**TO BE DONE:** Go through the material below and count the lines with the string "this"; the number is the whole answer.

**LISTING:**
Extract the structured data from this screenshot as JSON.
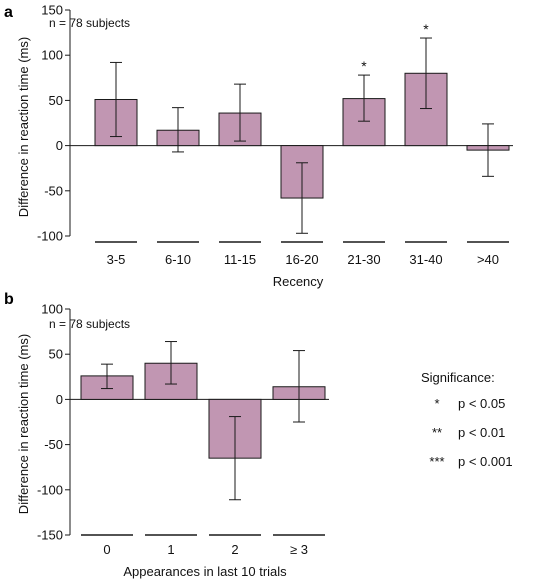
{
  "chart_data": [
    {
      "panel": "a",
      "type": "bar",
      "annotation": "n = 78 subjects",
      "xlabel": "Recency",
      "ylabel": "Difference in reaction time (ms)",
      "ylim": [
        -100,
        150
      ],
      "yticks": [
        -100,
        -50,
        0,
        50,
        100,
        150
      ],
      "categories": [
        "3-5",
        "6-10",
        "11-15",
        "16-20",
        "21-30",
        "31-40",
        ">40"
      ],
      "values": [
        51,
        17,
        36,
        -58,
        52,
        80,
        -5
      ],
      "error_low": [
        10,
        -7,
        5,
        -97,
        27,
        41,
        -34
      ],
      "error_high": [
        92,
        42,
        68,
        -19,
        78,
        119,
        24
      ],
      "significance": [
        "",
        "",
        "",
        "",
        "*",
        "*",
        ""
      ]
    },
    {
      "panel": "b",
      "type": "bar",
      "annotation": "n = 78 subjects",
      "xlabel": "Appearances in last 10 trials",
      "ylabel": "Difference in reaction time (ms)",
      "ylim": [
        -150,
        100
      ],
      "yticks": [
        -150,
        -100,
        -50,
        0,
        50,
        100
      ],
      "categories": [
        "0",
        "1",
        "2",
        "≥ 3"
      ],
      "values": [
        26,
        40,
        -65,
        14
      ],
      "error_low": [
        12,
        17,
        -111,
        -25
      ],
      "error_high": [
        39,
        64,
        -19,
        54
      ],
      "significance": [
        "",
        "",
        "",
        ""
      ]
    }
  ],
  "legend": {
    "title": "Significance:",
    "items": [
      {
        "symbol": "*",
        "label": "p < 0.05"
      },
      {
        "symbol": "**",
        "label": "p < 0.01"
      },
      {
        "symbol": "***",
        "label": "p < 0.001"
      }
    ]
  },
  "colors": {
    "bar_fill": "#c196b2",
    "stroke": "#1a1a1a"
  }
}
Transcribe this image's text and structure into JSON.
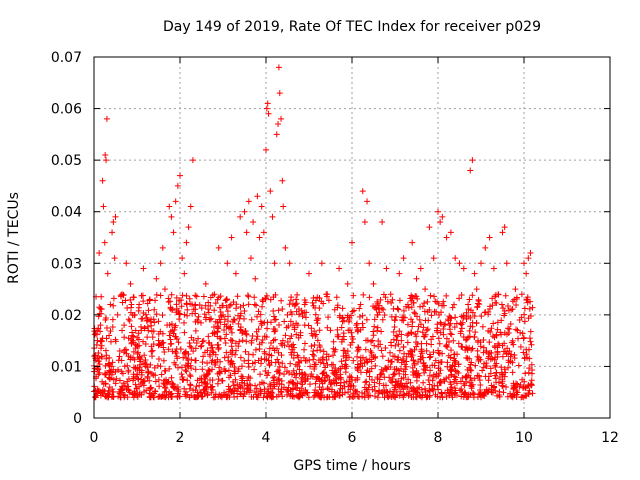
{
  "chart_data": {
    "type": "scatter",
    "title": "Day 149 of 2019, Rate Of TEC Index for receiver p029",
    "xlabel": "GPS time / hours",
    "ylabel": "ROTI / TECUs",
    "xlim": [
      0,
      12
    ],
    "ylim": [
      0,
      0.07
    ],
    "xticks": [
      0,
      2,
      4,
      6,
      8,
      10,
      12
    ],
    "yticks": [
      0,
      0.01,
      0.02,
      0.03,
      0.04,
      0.05,
      0.06,
      0.07
    ],
    "ytick_labels": [
      "0",
      "0.01",
      "0.02",
      "0.03",
      "0.04",
      "0.05",
      "0.06",
      "0.07"
    ],
    "grid": true,
    "marker": "+",
    "color": "#ff0000",
    "series": [
      {
        "name": "ROTI p029",
        "points": [
          [
            0.0,
            0.009
          ],
          [
            0.02,
            0.012
          ],
          [
            0.05,
            0.008
          ],
          [
            0.08,
            0.015
          ],
          [
            0.1,
            0.011
          ],
          [
            0.12,
            0.032
          ],
          [
            0.15,
            0.018
          ],
          [
            0.18,
            0.014
          ],
          [
            0.2,
            0.046
          ],
          [
            0.22,
            0.041
          ],
          [
            0.25,
            0.034
          ],
          [
            0.26,
            0.051
          ],
          [
            0.28,
            0.05
          ],
          [
            0.3,
            0.058
          ],
          [
            0.32,
            0.028
          ],
          [
            0.35,
            0.016
          ],
          [
            0.38,
            0.022
          ],
          [
            0.4,
            0.01
          ],
          [
            0.42,
            0.036
          ],
          [
            0.45,
            0.038
          ],
          [
            0.48,
            0.031
          ],
          [
            0.5,
            0.039
          ],
          [
            0.55,
            0.02
          ],
          [
            0.6,
            0.013
          ],
          [
            0.65,
            0.024
          ],
          [
            0.7,
            0.018
          ],
          [
            0.75,
            0.03
          ],
          [
            0.8,
            0.012
          ],
          [
            0.85,
            0.026
          ],
          [
            0.9,
            0.015
          ],
          [
            0.95,
            0.02
          ],
          [
            1.0,
            0.014
          ],
          [
            1.05,
            0.022
          ],
          [
            1.1,
            0.017
          ],
          [
            1.15,
            0.029
          ],
          [
            1.2,
            0.01
          ],
          [
            1.25,
            0.019
          ],
          [
            1.3,
            0.023
          ],
          [
            1.35,
            0.012
          ],
          [
            1.4,
            0.021
          ],
          [
            1.45,
            0.027
          ],
          [
            1.5,
            0.015
          ],
          [
            1.55,
            0.03
          ],
          [
            1.6,
            0.033
          ],
          [
            1.65,
            0.025
          ],
          [
            1.7,
            0.018
          ],
          [
            1.75,
            0.041
          ],
          [
            1.8,
            0.039
          ],
          [
            1.85,
            0.036
          ],
          [
            1.9,
            0.042
          ],
          [
            1.95,
            0.045
          ],
          [
            2.0,
            0.047
          ],
          [
            2.05,
            0.031
          ],
          [
            2.1,
            0.028
          ],
          [
            2.15,
            0.034
          ],
          [
            2.2,
            0.037
          ],
          [
            2.25,
            0.041
          ],
          [
            2.3,
            0.05
          ],
          [
            2.35,
            0.022
          ],
          [
            2.4,
            0.019
          ],
          [
            2.5,
            0.014
          ],
          [
            2.6,
            0.026
          ],
          [
            2.7,
            0.012
          ],
          [
            2.8,
            0.024
          ],
          [
            2.9,
            0.033
          ],
          [
            3.0,
            0.02
          ],
          [
            3.1,
            0.03
          ],
          [
            3.2,
            0.035
          ],
          [
            3.3,
            0.028
          ],
          [
            3.4,
            0.039
          ],
          [
            3.5,
            0.04
          ],
          [
            3.55,
            0.036
          ],
          [
            3.6,
            0.042
          ],
          [
            3.65,
            0.031
          ],
          [
            3.7,
            0.038
          ],
          [
            3.75,
            0.027
          ],
          [
            3.8,
            0.043
          ],
          [
            3.85,
            0.035
          ],
          [
            3.9,
            0.041
          ],
          [
            3.95,
            0.036
          ],
          [
            4.0,
            0.052
          ],
          [
            4.02,
            0.06
          ],
          [
            4.04,
            0.061
          ],
          [
            4.06,
            0.059
          ],
          [
            4.1,
            0.044
          ],
          [
            4.15,
            0.039
          ],
          [
            4.2,
            0.03
          ],
          [
            4.25,
            0.055
          ],
          [
            4.28,
            0.057
          ],
          [
            4.3,
            0.068
          ],
          [
            4.32,
            0.063
          ],
          [
            4.35,
            0.058
          ],
          [
            4.38,
            0.046
          ],
          [
            4.4,
            0.041
          ],
          [
            4.45,
            0.033
          ],
          [
            4.5,
            0.02
          ],
          [
            4.55,
            0.03
          ],
          [
            4.6,
            0.014
          ],
          [
            4.7,
            0.023
          ],
          [
            4.8,
            0.016
          ],
          [
            4.9,
            0.022
          ],
          [
            5.0,
            0.028
          ],
          [
            5.1,
            0.013
          ],
          [
            5.2,
            0.019
          ],
          [
            5.3,
            0.03
          ],
          [
            5.4,
            0.024
          ],
          [
            5.5,
            0.017
          ],
          [
            5.6,
            0.021
          ],
          [
            5.7,
            0.029
          ],
          [
            5.8,
            0.012
          ],
          [
            5.9,
            0.026
          ],
          [
            6.0,
            0.034
          ],
          [
            6.1,
            0.018
          ],
          [
            6.2,
            0.022
          ],
          [
            6.25,
            0.044
          ],
          [
            6.3,
            0.038
          ],
          [
            6.35,
            0.042
          ],
          [
            6.4,
            0.03
          ],
          [
            6.5,
            0.026
          ],
          [
            6.6,
            0.02
          ],
          [
            6.7,
            0.038
          ],
          [
            6.8,
            0.029
          ],
          [
            6.9,
            0.024
          ],
          [
            7.0,
            0.019
          ],
          [
            7.1,
            0.028
          ],
          [
            7.2,
            0.031
          ],
          [
            7.3,
            0.022
          ],
          [
            7.4,
            0.034
          ],
          [
            7.5,
            0.027
          ],
          [
            7.6,
            0.029
          ],
          [
            7.7,
            0.025
          ],
          [
            7.8,
            0.037
          ],
          [
            7.9,
            0.031
          ],
          [
            8.0,
            0.04
          ],
          [
            8.05,
            0.038
          ],
          [
            8.1,
            0.039
          ],
          [
            8.2,
            0.035
          ],
          [
            8.3,
            0.036
          ],
          [
            8.4,
            0.031
          ],
          [
            8.5,
            0.03
          ],
          [
            8.6,
            0.029
          ],
          [
            8.7,
            0.022
          ],
          [
            8.75,
            0.048
          ],
          [
            8.8,
            0.05
          ],
          [
            8.85,
            0.028
          ],
          [
            8.9,
            0.025
          ],
          [
            9.0,
            0.03
          ],
          [
            9.1,
            0.033
          ],
          [
            9.2,
            0.035
          ],
          [
            9.3,
            0.029
          ],
          [
            9.4,
            0.024
          ],
          [
            9.5,
            0.036
          ],
          [
            9.55,
            0.037
          ],
          [
            9.6,
            0.03
          ],
          [
            9.7,
            0.021
          ],
          [
            9.8,
            0.025
          ],
          [
            9.9,
            0.019
          ],
          [
            10.0,
            0.03
          ],
          [
            10.05,
            0.028
          ],
          [
            10.1,
            0.031
          ],
          [
            10.15,
            0.032
          ]
        ]
      }
    ],
    "bulk_band": {
      "note": "dense baseline of many points between these ROTI bounds across the observed time range",
      "x_range": [
        0.0,
        10.2
      ],
      "low": 0.004,
      "high": 0.024,
      "count": 2200
    }
  }
}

**RESPONSE TO THE EXERCISE:** 2